**Provided material:**
================================
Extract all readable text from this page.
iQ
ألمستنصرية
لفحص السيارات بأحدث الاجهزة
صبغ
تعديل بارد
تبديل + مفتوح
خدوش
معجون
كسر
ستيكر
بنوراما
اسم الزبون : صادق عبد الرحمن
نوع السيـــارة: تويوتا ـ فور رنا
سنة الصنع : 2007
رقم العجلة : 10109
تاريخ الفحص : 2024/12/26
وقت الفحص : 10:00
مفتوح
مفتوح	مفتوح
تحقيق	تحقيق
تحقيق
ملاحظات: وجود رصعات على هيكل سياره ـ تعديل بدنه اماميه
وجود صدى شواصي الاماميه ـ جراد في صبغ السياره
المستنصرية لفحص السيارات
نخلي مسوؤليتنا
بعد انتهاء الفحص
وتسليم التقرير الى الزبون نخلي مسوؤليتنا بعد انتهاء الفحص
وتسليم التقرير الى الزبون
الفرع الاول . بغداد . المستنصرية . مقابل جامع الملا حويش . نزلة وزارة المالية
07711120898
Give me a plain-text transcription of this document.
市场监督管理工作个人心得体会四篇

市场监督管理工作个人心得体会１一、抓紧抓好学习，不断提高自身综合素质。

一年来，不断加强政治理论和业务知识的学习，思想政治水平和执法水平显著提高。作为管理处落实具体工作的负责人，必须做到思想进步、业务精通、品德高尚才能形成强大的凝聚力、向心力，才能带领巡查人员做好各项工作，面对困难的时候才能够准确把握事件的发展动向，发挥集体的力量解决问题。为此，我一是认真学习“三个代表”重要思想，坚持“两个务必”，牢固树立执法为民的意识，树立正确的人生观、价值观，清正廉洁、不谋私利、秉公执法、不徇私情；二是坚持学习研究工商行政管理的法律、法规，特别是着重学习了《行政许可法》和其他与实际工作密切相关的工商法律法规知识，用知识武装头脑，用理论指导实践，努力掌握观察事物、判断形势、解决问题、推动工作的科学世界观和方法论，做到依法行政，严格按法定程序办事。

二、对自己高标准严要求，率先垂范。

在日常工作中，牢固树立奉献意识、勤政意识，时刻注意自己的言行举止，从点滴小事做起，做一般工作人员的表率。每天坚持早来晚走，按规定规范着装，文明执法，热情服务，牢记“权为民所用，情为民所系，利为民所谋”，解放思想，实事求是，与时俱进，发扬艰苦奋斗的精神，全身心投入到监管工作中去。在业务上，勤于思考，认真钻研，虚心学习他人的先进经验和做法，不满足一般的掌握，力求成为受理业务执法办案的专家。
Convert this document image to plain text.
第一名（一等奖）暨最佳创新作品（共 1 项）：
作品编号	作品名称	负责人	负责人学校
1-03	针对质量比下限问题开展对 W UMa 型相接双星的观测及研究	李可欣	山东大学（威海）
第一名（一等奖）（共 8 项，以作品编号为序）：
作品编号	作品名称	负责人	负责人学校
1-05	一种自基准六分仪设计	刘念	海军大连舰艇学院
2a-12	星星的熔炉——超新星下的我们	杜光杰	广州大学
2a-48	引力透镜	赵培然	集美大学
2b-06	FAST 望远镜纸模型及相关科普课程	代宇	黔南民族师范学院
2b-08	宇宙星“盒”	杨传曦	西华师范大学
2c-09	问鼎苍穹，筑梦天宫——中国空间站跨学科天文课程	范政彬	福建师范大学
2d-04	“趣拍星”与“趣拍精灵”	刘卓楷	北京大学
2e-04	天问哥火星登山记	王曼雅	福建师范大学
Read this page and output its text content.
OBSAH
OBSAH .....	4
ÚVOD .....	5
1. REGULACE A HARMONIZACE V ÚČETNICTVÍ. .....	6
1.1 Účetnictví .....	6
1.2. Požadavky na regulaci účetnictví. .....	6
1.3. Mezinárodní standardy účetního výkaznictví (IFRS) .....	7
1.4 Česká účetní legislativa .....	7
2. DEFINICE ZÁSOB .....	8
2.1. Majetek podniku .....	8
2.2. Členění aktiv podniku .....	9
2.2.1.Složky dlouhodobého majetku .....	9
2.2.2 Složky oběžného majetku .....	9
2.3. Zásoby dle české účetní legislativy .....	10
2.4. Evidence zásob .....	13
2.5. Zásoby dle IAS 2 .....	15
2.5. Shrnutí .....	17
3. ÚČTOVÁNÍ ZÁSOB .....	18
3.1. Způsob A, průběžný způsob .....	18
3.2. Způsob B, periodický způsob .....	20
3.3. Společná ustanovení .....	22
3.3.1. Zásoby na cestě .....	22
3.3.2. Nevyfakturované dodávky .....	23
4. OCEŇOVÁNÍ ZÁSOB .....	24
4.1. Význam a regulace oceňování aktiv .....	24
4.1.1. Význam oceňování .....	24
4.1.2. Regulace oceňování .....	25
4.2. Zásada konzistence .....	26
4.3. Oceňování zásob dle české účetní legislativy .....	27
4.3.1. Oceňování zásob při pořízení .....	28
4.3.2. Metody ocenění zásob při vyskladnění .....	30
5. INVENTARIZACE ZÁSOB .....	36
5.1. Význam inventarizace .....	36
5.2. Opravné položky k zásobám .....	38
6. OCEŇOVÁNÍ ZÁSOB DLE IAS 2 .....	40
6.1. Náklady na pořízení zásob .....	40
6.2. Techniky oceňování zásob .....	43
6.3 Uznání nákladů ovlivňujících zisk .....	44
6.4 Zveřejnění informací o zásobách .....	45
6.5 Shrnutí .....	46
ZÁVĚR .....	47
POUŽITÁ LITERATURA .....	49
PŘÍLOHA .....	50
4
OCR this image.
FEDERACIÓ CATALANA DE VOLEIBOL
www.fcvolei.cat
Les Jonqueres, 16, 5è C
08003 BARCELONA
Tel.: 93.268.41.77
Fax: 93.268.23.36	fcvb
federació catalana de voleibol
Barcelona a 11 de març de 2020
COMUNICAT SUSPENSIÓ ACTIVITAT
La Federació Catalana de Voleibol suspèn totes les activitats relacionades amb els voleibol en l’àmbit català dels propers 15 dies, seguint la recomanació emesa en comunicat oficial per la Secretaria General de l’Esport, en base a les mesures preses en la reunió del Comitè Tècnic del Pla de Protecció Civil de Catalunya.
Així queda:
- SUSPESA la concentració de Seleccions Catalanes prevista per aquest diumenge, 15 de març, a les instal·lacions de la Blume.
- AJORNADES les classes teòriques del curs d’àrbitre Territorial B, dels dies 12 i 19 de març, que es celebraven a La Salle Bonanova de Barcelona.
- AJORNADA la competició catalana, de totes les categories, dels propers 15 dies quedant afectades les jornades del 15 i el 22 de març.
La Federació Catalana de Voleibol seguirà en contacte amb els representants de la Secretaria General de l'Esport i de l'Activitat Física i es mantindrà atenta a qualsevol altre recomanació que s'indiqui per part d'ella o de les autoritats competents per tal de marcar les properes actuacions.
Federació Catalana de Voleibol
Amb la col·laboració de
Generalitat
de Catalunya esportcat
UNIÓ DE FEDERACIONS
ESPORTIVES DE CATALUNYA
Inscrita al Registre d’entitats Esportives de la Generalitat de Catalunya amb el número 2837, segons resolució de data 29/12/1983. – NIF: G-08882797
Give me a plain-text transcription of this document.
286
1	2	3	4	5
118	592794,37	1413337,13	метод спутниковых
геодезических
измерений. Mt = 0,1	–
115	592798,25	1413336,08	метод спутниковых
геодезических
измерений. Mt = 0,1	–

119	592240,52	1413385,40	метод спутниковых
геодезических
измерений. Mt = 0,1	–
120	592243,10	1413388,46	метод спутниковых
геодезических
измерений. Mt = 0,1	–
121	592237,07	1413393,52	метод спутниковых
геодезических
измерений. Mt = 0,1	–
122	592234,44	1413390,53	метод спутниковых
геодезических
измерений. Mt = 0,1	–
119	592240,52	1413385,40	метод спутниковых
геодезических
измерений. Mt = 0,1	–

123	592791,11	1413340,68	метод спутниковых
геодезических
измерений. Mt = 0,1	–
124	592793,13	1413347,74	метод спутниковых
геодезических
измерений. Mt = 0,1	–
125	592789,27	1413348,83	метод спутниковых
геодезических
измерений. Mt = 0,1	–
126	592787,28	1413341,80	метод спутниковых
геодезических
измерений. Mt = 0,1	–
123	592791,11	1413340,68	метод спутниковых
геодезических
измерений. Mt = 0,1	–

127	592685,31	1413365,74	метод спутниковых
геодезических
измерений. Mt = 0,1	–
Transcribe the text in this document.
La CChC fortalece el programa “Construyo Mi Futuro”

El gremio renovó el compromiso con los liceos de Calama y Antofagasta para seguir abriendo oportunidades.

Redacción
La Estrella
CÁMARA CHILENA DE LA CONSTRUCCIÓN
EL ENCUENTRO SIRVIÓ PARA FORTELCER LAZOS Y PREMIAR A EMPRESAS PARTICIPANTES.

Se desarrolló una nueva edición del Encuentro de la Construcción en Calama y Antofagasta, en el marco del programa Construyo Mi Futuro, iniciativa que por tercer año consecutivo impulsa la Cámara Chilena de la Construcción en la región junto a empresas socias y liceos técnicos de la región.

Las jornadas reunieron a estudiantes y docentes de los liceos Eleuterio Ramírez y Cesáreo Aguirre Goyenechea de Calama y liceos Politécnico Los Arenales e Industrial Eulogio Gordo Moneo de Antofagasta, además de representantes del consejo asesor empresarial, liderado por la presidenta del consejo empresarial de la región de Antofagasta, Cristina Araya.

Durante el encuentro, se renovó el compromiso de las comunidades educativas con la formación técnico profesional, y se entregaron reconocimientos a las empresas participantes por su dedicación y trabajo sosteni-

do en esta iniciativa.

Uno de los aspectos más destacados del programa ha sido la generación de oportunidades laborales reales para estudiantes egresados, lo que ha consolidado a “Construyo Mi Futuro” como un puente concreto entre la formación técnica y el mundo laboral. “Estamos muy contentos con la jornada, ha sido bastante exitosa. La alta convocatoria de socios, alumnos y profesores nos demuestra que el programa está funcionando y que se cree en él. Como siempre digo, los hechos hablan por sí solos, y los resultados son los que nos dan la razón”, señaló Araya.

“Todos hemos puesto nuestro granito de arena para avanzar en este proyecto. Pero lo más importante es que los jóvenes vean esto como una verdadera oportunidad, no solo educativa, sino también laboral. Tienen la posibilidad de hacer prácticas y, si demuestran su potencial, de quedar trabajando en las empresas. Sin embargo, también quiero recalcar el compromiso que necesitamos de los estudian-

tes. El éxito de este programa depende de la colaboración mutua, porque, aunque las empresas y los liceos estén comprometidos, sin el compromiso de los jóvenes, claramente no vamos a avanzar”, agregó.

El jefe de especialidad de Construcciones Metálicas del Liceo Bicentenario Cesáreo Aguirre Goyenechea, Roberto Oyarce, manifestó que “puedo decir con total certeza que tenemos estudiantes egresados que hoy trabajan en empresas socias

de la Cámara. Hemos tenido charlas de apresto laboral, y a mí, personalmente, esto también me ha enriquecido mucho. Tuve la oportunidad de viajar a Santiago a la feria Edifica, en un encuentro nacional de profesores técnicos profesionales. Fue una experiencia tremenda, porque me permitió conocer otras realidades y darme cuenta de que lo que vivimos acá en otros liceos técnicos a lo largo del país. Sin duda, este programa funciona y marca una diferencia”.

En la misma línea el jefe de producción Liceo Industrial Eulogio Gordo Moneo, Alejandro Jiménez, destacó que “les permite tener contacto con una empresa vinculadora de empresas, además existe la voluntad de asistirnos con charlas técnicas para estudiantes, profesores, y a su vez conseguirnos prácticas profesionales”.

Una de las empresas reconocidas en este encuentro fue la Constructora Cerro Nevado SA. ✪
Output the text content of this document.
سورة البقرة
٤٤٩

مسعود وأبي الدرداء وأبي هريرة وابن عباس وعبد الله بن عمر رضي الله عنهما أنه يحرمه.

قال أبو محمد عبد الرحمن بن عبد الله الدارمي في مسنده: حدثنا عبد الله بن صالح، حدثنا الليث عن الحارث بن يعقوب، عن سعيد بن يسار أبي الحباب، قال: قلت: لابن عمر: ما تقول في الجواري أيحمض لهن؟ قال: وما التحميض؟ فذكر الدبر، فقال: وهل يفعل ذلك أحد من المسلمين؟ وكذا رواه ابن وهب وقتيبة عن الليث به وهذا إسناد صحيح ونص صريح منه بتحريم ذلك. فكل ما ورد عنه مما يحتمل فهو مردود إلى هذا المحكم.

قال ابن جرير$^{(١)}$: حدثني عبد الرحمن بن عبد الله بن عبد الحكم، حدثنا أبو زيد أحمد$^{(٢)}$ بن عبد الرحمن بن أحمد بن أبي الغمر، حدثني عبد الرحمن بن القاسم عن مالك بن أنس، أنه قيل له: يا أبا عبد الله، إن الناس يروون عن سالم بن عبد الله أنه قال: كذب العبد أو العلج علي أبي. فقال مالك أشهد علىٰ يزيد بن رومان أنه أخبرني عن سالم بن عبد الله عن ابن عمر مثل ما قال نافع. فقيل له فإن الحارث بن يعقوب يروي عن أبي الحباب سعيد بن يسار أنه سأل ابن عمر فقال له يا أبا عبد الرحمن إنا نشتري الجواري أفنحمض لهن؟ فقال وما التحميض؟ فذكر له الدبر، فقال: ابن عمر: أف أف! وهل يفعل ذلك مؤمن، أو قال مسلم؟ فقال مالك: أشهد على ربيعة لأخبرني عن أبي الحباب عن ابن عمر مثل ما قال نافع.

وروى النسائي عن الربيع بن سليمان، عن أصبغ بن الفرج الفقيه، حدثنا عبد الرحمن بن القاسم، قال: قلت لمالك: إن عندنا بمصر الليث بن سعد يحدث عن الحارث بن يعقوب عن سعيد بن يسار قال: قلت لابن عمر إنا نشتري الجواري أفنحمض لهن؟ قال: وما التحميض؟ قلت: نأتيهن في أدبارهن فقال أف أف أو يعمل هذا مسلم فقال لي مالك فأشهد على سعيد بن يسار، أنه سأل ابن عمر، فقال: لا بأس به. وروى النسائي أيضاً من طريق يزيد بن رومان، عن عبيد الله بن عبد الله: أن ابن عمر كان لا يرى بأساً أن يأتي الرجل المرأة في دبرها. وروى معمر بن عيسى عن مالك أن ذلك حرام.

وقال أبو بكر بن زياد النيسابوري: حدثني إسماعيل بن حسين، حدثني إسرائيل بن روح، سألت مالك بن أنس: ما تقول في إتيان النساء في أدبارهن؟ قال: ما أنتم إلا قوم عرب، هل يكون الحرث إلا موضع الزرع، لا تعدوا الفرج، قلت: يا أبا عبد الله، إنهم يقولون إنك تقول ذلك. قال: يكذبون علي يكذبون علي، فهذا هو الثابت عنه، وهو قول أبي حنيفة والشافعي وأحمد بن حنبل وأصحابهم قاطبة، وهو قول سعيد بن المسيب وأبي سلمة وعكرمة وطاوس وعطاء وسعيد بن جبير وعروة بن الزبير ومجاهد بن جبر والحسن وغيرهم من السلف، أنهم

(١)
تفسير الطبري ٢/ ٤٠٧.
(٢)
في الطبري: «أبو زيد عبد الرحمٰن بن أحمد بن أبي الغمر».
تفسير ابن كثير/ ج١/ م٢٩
================================
**Your instructions:**
Copy every line of the listing where the word "porque" appears.

**Result for this exercise:**
tes. El éxito de este programa depende de la colaboración mutua, porque, aunque las empresas y los liceos estén comprometidos, sin el compromiso de los jóvenes, claramente no vamos a avanzar”, agregó.
de la Cámara. Hemos tenido charlas de apresto laboral, y a mí, personalmente, esto también me ha enriquecido mucho. Tuve la oportunidad de viajar a Santiago a la feria Edifica, en un encuentro nacional de profesores técnicos profesionales. Fue una experiencia tremenda, porque me permitió conocer otras realidades y darme cuenta de que lo que vivimos acá en otros liceos técnicos a lo largo del país. Sin duda, este programa funciona y marca una diferencia”.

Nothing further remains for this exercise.